Identify every line containing the word "text" and reproduce each one.
________
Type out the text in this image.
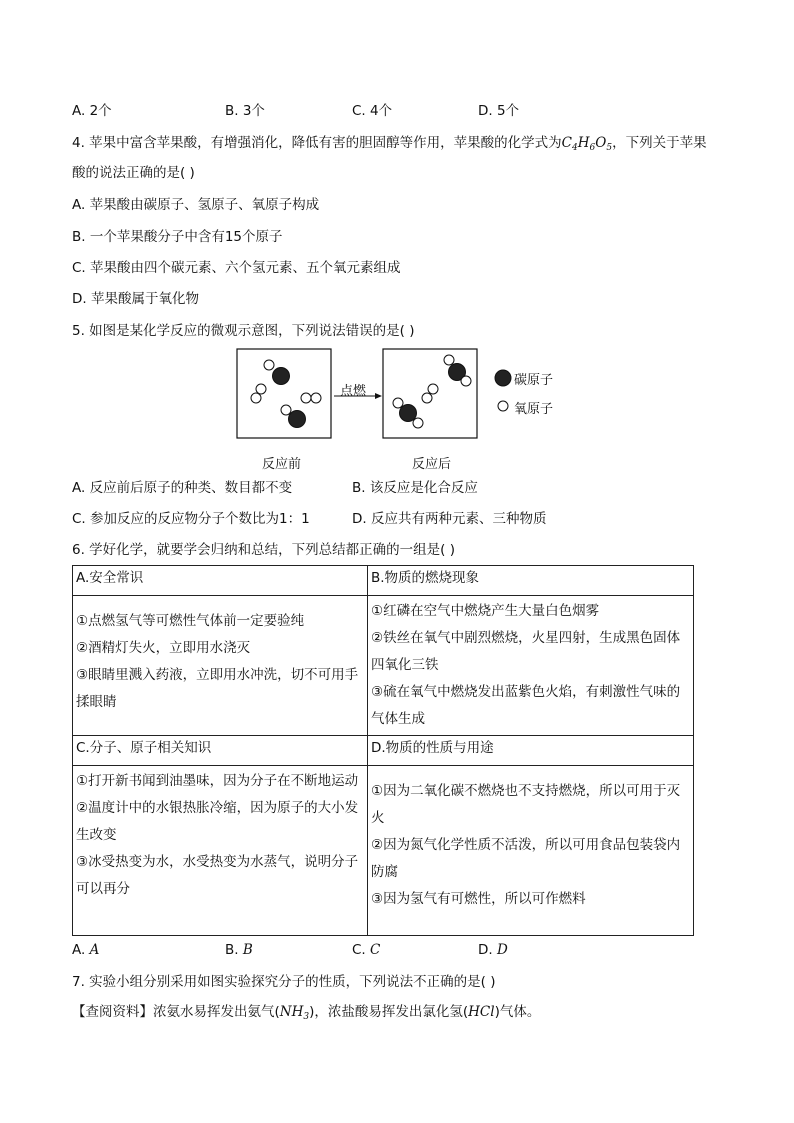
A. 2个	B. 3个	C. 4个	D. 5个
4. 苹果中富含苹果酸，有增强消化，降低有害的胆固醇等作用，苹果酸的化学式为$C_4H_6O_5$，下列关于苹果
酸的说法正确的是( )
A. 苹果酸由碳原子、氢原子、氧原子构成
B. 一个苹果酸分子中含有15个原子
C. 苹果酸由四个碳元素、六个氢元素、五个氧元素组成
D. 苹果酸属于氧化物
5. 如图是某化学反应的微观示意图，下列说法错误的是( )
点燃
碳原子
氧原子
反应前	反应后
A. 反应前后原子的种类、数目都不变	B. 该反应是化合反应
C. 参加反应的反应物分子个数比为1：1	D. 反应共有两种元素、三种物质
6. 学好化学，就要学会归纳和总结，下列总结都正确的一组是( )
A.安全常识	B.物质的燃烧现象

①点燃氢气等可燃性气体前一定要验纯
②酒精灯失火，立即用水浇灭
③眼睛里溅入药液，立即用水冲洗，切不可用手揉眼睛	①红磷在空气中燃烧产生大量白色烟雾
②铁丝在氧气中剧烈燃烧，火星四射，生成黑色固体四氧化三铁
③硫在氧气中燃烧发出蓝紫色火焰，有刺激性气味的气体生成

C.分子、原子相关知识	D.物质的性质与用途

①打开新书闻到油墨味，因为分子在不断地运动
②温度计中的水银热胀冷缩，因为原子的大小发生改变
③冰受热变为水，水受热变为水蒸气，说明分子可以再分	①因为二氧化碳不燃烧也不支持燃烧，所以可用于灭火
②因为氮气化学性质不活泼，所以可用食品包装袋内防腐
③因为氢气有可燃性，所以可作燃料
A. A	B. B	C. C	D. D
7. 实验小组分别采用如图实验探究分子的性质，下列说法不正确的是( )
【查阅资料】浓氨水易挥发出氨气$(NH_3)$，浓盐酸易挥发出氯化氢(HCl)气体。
________
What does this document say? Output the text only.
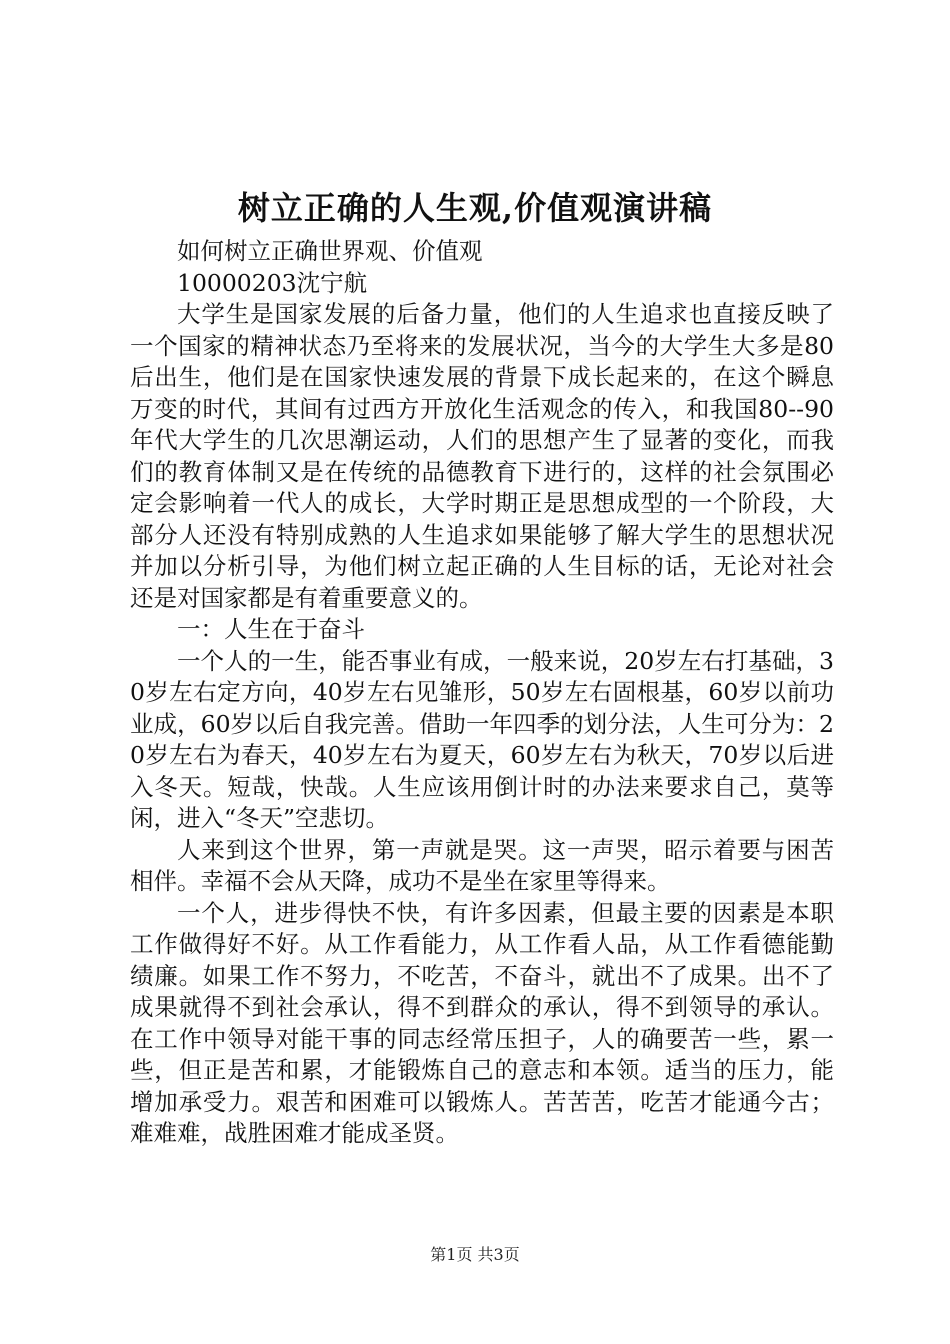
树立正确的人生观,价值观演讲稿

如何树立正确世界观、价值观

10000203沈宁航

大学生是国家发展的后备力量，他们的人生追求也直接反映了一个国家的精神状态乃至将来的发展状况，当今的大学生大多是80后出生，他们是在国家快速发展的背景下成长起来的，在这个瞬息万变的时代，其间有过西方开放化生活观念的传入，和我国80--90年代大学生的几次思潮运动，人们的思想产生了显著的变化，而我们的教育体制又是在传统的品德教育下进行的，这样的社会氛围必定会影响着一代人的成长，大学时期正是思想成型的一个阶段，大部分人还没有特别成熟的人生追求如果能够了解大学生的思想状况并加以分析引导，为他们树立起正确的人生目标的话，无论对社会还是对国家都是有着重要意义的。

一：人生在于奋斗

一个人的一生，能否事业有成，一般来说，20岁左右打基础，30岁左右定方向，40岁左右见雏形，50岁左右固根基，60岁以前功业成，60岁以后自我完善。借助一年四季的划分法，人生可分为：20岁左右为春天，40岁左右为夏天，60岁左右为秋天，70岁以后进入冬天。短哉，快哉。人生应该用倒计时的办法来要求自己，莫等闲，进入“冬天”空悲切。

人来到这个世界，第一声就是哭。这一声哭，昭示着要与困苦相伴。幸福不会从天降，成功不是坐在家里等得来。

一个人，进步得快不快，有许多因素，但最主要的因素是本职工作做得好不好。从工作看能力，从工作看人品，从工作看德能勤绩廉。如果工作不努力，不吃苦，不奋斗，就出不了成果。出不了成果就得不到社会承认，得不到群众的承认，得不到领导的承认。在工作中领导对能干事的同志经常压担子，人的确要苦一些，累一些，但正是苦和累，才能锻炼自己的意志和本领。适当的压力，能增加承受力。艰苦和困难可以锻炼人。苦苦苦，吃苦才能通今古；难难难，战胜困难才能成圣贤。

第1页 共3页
________
▸ **WRITTEN SOLUTION**
Type out the text in this image.
What does this document say? Output the text only.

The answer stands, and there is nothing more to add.